■ EXERCISE INPUTS ■
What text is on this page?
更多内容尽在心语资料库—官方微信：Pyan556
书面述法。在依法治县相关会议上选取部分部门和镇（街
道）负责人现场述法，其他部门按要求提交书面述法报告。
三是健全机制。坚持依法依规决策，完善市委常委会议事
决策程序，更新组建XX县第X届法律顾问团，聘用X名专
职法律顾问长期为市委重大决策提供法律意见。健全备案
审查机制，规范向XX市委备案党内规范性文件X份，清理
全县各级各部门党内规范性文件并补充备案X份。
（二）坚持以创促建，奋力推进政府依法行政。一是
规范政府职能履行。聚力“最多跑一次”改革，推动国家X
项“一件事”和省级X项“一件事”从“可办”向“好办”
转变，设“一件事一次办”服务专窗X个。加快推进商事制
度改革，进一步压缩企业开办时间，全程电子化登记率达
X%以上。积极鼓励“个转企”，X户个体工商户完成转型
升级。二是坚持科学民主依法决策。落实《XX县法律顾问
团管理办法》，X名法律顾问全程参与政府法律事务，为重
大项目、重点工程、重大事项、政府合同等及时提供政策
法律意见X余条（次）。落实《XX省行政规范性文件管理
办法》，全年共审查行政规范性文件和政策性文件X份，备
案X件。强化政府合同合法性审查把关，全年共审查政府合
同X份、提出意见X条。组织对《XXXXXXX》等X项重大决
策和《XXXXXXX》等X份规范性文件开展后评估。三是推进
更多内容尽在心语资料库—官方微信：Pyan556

■ GOAL ■
Every entry must be retyped in full, exactly as given.

■ CORRECT RESULT ■
What text is on this page?
更多内容尽在心语资料库—官方微信：Pyan556
书面述法。在依法治县相关会议上选取部分部门和镇（街
道）负责人现场述法，其他部门按要求提交书面述法报告。
三是健全机制。坚持依法依规决策，完善市委常委会议事
决策程序，更新组建XX县第X届法律顾问团，聘用X名专
职法律顾问长期为市委重大决策提供法律意见。健全备案
审查机制，规范向XX市委备案党内规范性文件X份，清理
全县各级各部门党内规范性文件并补充备案X份。
（二）坚持以创促建，奋力推进政府依法行政。一是
规范政府职能履行。聚力“最多跑一次”改革，推动国家X
项“一件事”和省级X项“一件事”从“可办”向“好办”
转变，设“一件事一次办”服务专窗X个。加快推进商事制
度改革，进一步压缩企业开办时间，全程电子化登记率达
X%以上。积极鼓励“个转企”，X户个体工商户完成转型
升级。二是坚持科学民主依法决策。落实《XX县法律顾问
团管理办法》，X名法律顾问全程参与政府法律事务，为重
大项目、重点工程、重大事项、政府合同等及时提供政策
法律意见X余条（次）。落实《XX省行政规范性文件管理
办法》，全年共审查行政规范性文件和政策性文件X份，备
案X件。强化政府合同合法性审查把关，全年共审查政府合
同X份、提出意见X条。组织对《XXXXXXX》等X项重大决
策和《XXXXXXX》等X份规范性文件开展后评估。三是推进
更多内容尽在心语资料库—官方微信：Pyan556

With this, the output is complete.